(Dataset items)
******************************

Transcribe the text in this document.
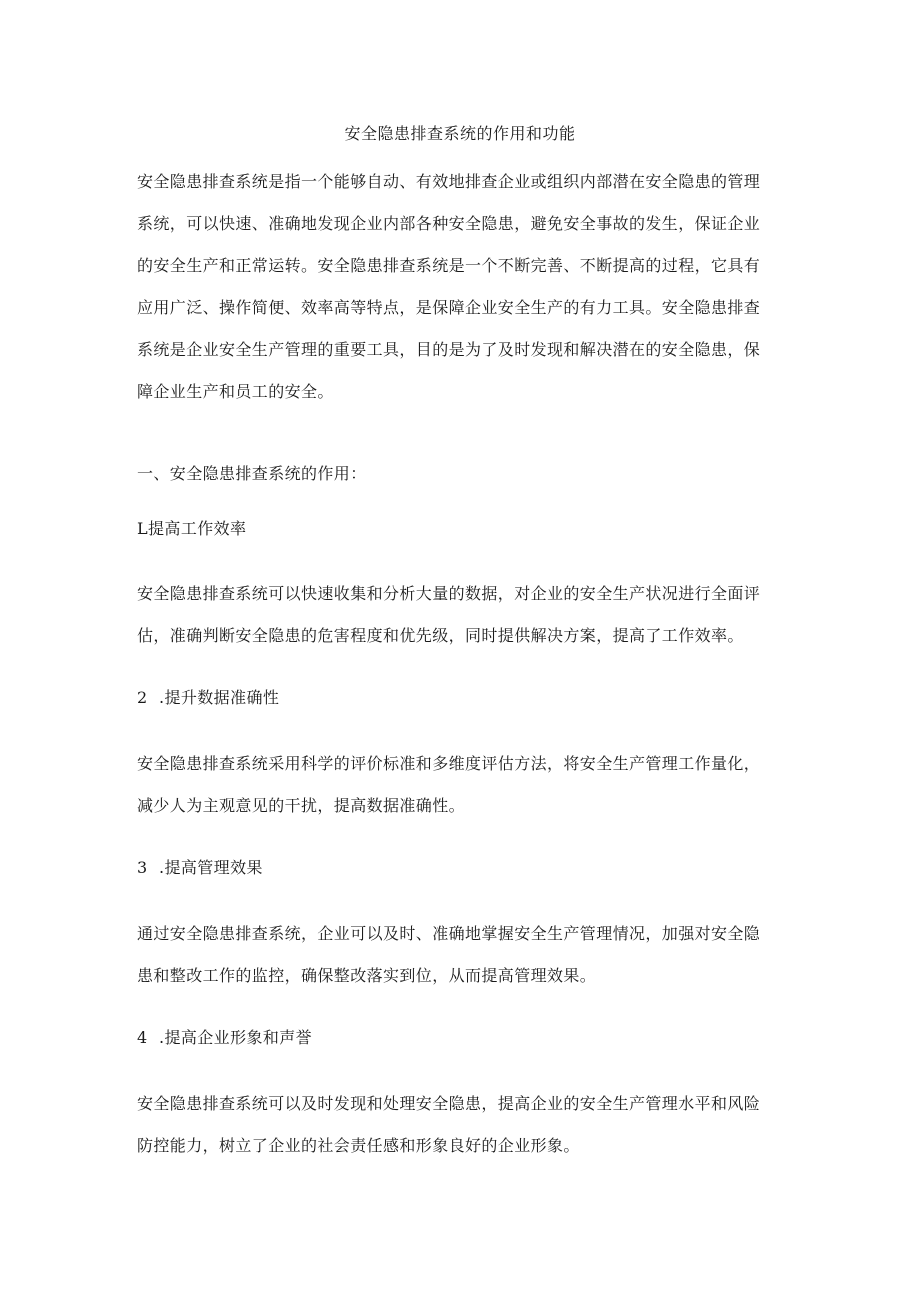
安全隐患排查系统的作用和功能
安全隐患排查系统是指一个能够自动、有效地排查企业或组织内部潜在安全隐患的管理
系统，可以快速、准确地发现企业内部各种安全隐患，避免安全事故的发生，保证企业
的安全生产和正常运转。安全隐患排查系统是一个不断完善、不断提高的过程，它具有
应用广泛、操作简便、效率高等特点，是保障企业安全生产的有力工具。安全隐患排查
系统是企业安全生产管理的重要工具，目的是为了及时发现和解决潜在的安全隐患，保
障企业生产和员工的安全。
一、安全隐患排查系统的作用：
L提高工作效率
安全隐患排查系统可以快速收集和分析大量的数据，对企业的安全生产状况进行全面评
估，准确判断安全隐患的危害程度和优先级，同时提供解决方案，提高了工作效率。
2 .提升数据准确性
安全隐患排查系统采用科学的评价标准和多维度评估方法，将安全生产管理工作量化，
减少人为主观意见的干扰，提高数据准确性。
3 .提高管理效果
通过安全隐患排查系统，企业可以及时、准确地掌握安全生产管理情况，加强对安全隐
患和整改工作的监控，确保整改落实到位，从而提高管理效果。
4 .提高企业形象和声誉
安全隐患排查系统可以及时发现和处理安全隐患，提高企业的安全生产管理水平和风险
防控能力，树立了企业的社会责任感和形象良好的企业形象。
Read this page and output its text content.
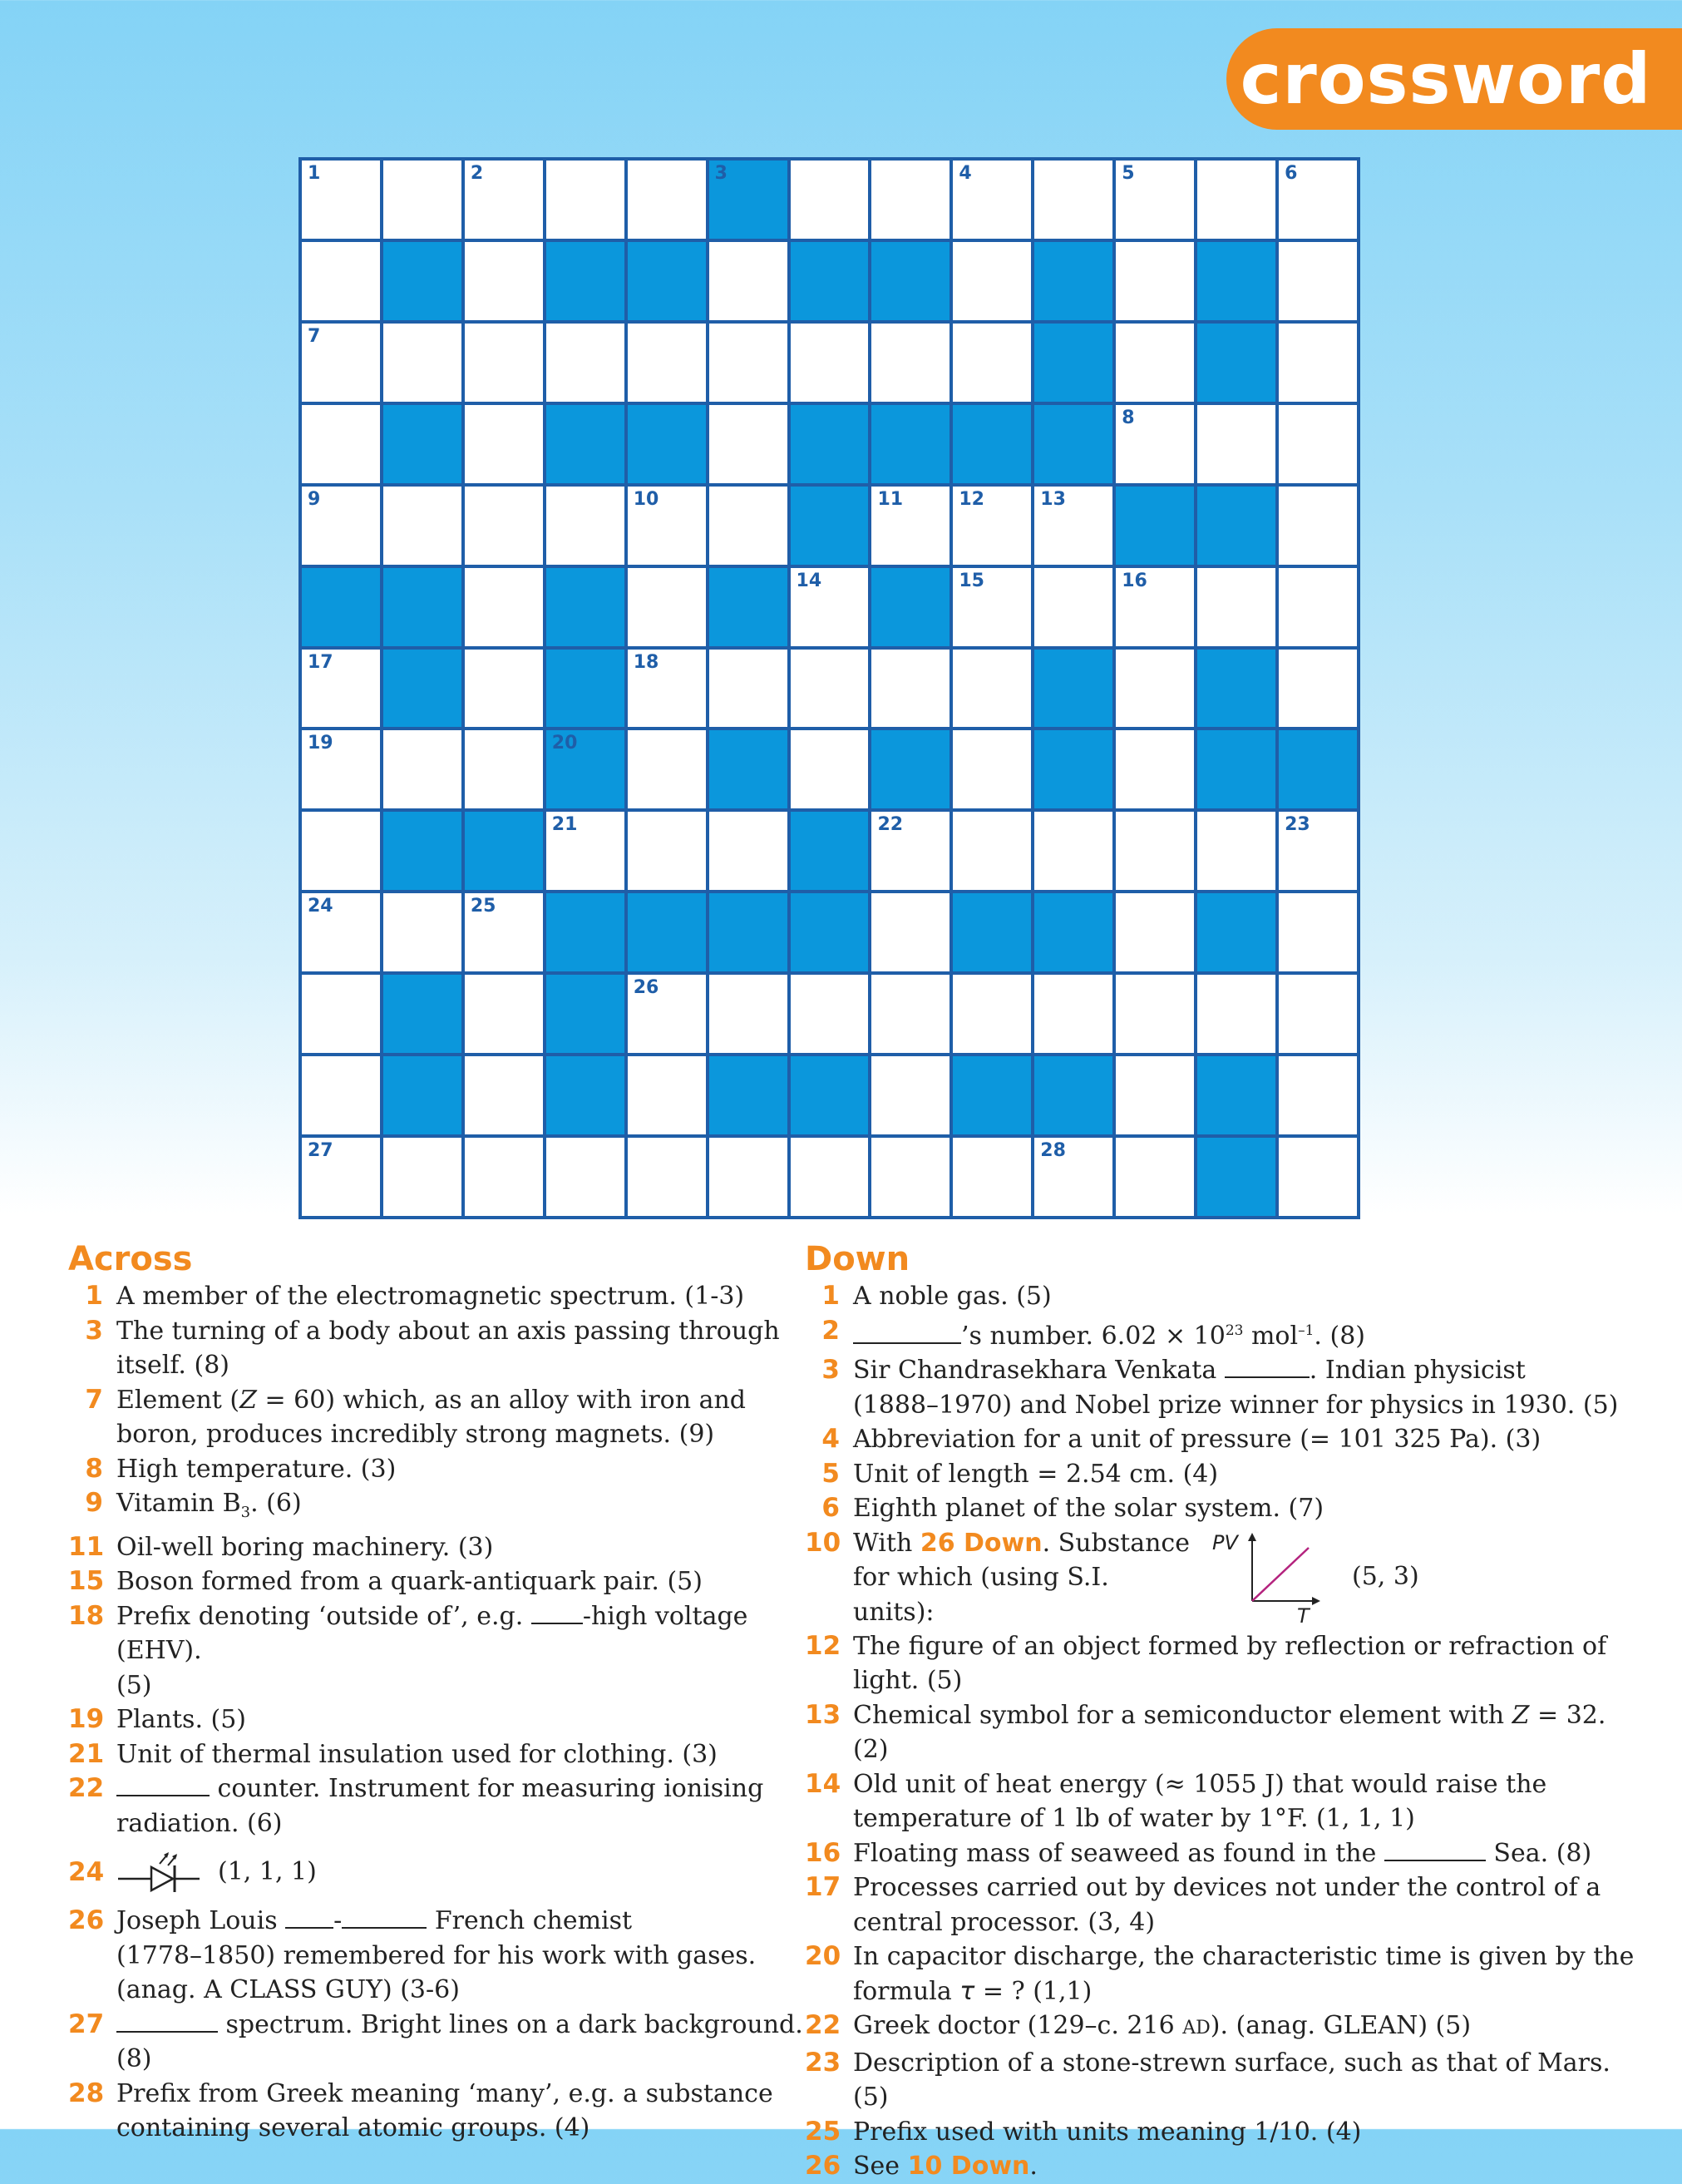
crossword
1	2	3	4	5	6
7
8
9	10	11	12	13
14	15	16
17	18
19	20
21	22	23
24	25
26
27	28
Across
1 A member of the electromagnetic spectrum. (1-3)
3 The turning of a body about an axis passing through
itself. (8)
7 Element (Z = 60) which, as an alloy with iron and
boron, produces incredibly strong magnets. (9)
8 High temperature. (3)
9 Vitamin $B_3$. (6)
11 Oil-well boring machinery. (3)
15 Boson formed from a quark-antiquark pair. (5)
18 Prefix denoting ‘outside of’, e.g. -high voltage (EHV).
(5)
19 Plants. (5)
21 Unit of thermal insulation used for clothing. (3)
22	counter. Instrument for measuring ionising
radiation. (6)
24	(1, 1, 1)
26 Joseph Louis -	French chemist
(1778–1850) remembered for his work with gases.
(anag. A CLASS GUY) (3-6)
27	spectrum. Bright lines on a dark background.
(8)
28 Prefix from Greek meaning ‘many’, e.g. a substance
containing several atomic groups. (4)
Down
1 A noble gas. (5)
2	’s number. $6.02 \times 10^{23}$ mol$^{-1}$. (8)
3 Sir Chandrasekhara Venkata	. Indian physicist
(1888–1970) and Nobel prize winner for physics in 1930. (5)
4 Abbreviation for a unit of pressure (= 101 325 Pa). (3)
5 Unit of length = 2.54 cm. (4)
6 Eighth planet of the solar system. (7)
10 With 26 Down. Substance
for which (using S.I. units):
PV
T
(5, 3)
12 The figure of an object formed by reflection or refraction of
light. (5)
13 Chemical symbol for a semiconductor element with Z = 32. (2)
14 Old unit of heat energy (≈ 1055 J) that would raise the
temperature of 1 lb of water by 1°F. (1, 1, 1)
16 Floating mass of seaweed as found in the	Sea. (8)
17 Processes carried out by devices not under the control of a
central processor. (3, 4)
20 In capacitor discharge, the characteristic time is given by the
formula τ = ? (1,1)
22 Greek doctor (129–c. 216 AD). (anag. GLEAN) (5)
23 Description of a stone-strewn surface, such as that of Mars. (5)
25 Prefix used with units meaning 1/10. (4)
26 See 10 Down.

******************************

AIM:
Above are some records. Count the lines among them with the word "formed", and answer with the number only.

TASK ANSWER:
2